Skip the pictures. Transcribe the rest of the data below without changing a word.
##############################
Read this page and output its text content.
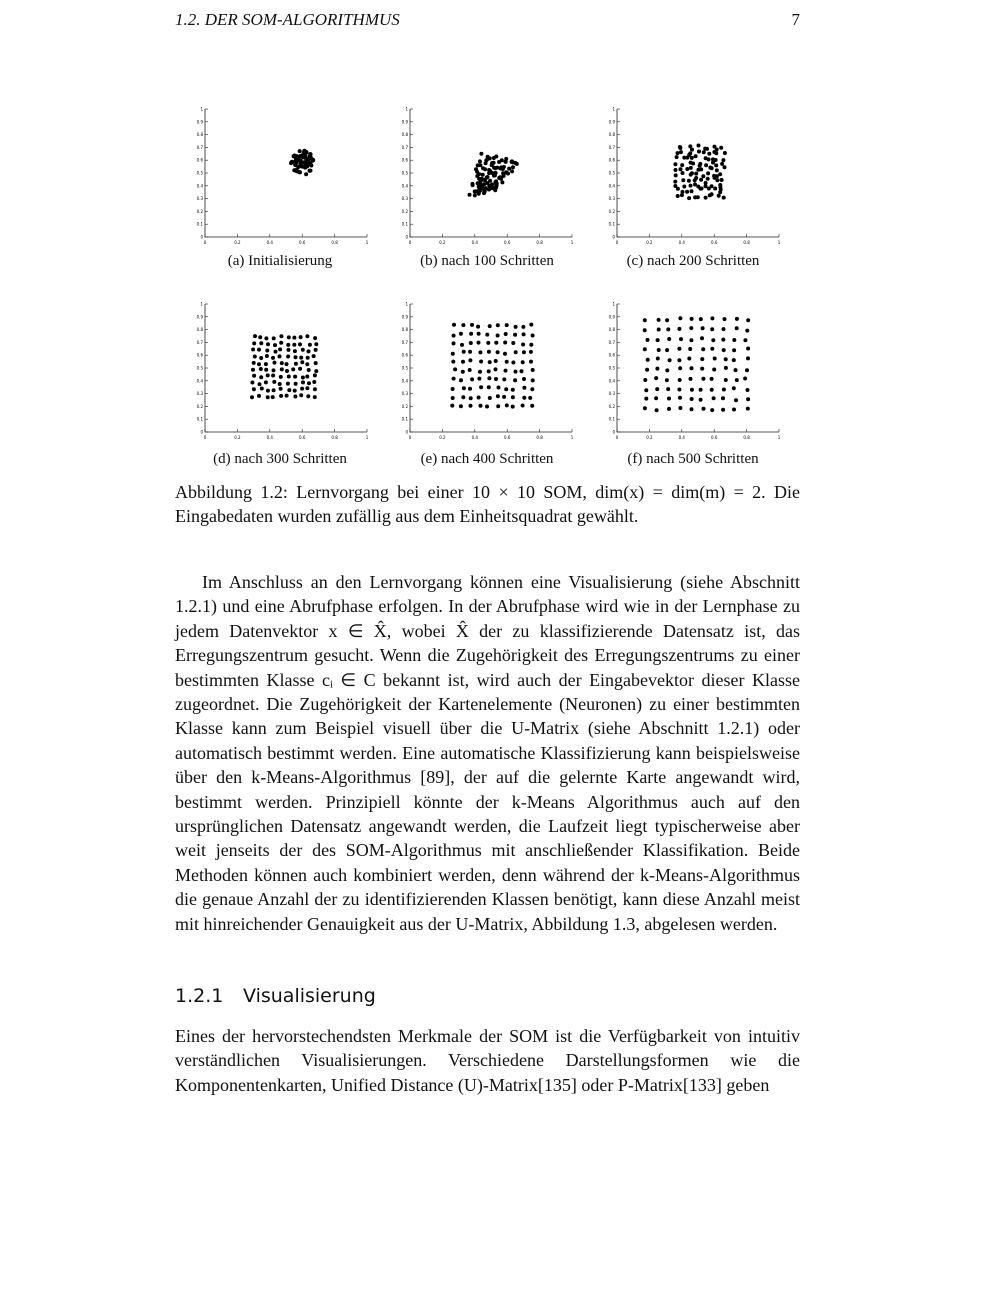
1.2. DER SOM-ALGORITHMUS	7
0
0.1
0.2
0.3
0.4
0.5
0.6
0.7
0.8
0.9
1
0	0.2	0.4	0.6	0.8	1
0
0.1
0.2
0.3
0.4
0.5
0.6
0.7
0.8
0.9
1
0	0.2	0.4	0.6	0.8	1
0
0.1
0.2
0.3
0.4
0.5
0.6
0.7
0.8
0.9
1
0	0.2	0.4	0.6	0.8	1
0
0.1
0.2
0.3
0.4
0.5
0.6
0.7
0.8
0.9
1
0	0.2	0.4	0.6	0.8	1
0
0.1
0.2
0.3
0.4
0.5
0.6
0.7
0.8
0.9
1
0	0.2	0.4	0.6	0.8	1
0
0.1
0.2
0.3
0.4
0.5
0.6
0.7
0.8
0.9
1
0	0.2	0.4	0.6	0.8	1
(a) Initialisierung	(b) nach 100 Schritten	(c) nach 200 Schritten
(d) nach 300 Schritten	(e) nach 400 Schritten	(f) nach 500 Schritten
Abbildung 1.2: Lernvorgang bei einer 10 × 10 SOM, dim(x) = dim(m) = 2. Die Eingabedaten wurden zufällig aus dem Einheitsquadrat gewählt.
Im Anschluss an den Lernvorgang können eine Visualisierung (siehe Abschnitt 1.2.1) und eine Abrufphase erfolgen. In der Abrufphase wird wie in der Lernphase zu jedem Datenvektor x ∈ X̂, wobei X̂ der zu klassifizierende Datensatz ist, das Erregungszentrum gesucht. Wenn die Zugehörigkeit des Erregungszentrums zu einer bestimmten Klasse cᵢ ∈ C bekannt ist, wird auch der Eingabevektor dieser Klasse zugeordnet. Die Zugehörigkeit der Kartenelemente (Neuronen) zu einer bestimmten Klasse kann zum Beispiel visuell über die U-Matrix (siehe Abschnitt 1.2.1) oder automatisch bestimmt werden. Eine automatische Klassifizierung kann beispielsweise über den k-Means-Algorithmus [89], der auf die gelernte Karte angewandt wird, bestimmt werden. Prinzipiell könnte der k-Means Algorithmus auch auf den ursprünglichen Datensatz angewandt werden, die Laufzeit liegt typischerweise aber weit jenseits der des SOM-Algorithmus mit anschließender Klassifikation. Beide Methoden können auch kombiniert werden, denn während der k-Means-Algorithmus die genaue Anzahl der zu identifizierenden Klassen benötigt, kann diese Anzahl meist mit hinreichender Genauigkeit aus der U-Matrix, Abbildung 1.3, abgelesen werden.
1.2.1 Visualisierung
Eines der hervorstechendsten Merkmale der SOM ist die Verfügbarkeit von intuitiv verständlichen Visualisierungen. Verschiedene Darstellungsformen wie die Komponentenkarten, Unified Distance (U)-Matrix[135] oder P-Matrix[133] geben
##############################
### Complete answer
Read this page and output its text content.
1.2. DER SOM-ALGORITHMUS	7
0
0.1
0.2
0.3
0.4
0.5
0.6
0.7
0.8
0.9
1
0	0.2	0.4	0.6	0.8	1
0
0.1
0.2
0.3
0.4
0.5
0.6
0.7
0.8
0.9
1
0	0.2	0.4	0.6	0.8	1
0
0.1
0.2
0.3
0.4
0.5
0.6
0.7
0.8
0.9
1
0	0.2	0.4	0.6	0.8	1
0
0.1
0.2
0.3
0.4
0.5
0.6
0.7
0.8
0.9
1
0	0.2	0.4	0.6	0.8	1
0
0.1
0.2
0.3
0.4
0.5
0.6
0.7
0.8
0.9
1
0	0.2	0.4	0.6	0.8	1
0
0.1
0.2
0.3
0.4
0.5
0.6
0.7
0.8
0.9
1
0	0.2	0.4	0.6	0.8	1
(a) Initialisierung	(b) nach 100 Schritten	(c) nach 200 Schritten
(d) nach 300 Schritten	(e) nach 400 Schritten	(f) nach 500 Schritten
Abbildung 1.2: Lernvorgang bei einer 10 × 10 SOM, dim(x) = dim(m) = 2. Die Eingabedaten wurden zufällig aus dem Einheitsquadrat gewählt.
Im Anschluss an den Lernvorgang können eine Visualisierung (siehe Abschnitt 1.2.1) und eine Abrufphase erfolgen. In der Abrufphase wird wie in der Lernphase zu jedem Datenvektor x ∈ X̂, wobei X̂ der zu klassifizierende Datensatz ist, das Erregungszentrum gesucht. Wenn die Zugehörigkeit des Erregungszentrums zu einer bestimmten Klasse cᵢ ∈ C bekannt ist, wird auch der Eingabevektor dieser Klasse zugeordnet. Die Zugehörigkeit der Kartenelemente (Neuronen) zu einer bestimmten Klasse kann zum Beispiel visuell über die U-Matrix (siehe Abschnitt 1.2.1) oder automatisch bestimmt werden. Eine automatische Klassifizierung kann beispielsweise über den k-Means-Algorithmus [89], der auf die gelernte Karte angewandt wird, bestimmt werden. Prinzipiell könnte der k-Means Algorithmus auch auf den ursprünglichen Datensatz angewandt werden, die Laufzeit liegt typischerweise aber weit jenseits der des SOM-Algorithmus mit anschließender Klassifikation. Beide Methoden können auch kombiniert werden, denn während der k-Means-Algorithmus die genaue Anzahl der zu identifizierenden Klassen benötigt, kann diese Anzahl meist mit hinreichender Genauigkeit aus der U-Matrix, Abbildung 1.3, abgelesen werden.
1.2.1 Visualisierung
Eines der hervorstechendsten Merkmale der SOM ist die Verfügbarkeit von intuitiv verständlichen Visualisierungen. Verschiedene Darstellungsformen wie die Komponentenkarten, Unified Distance (U)-Matrix[135] oder P-Matrix[133] geben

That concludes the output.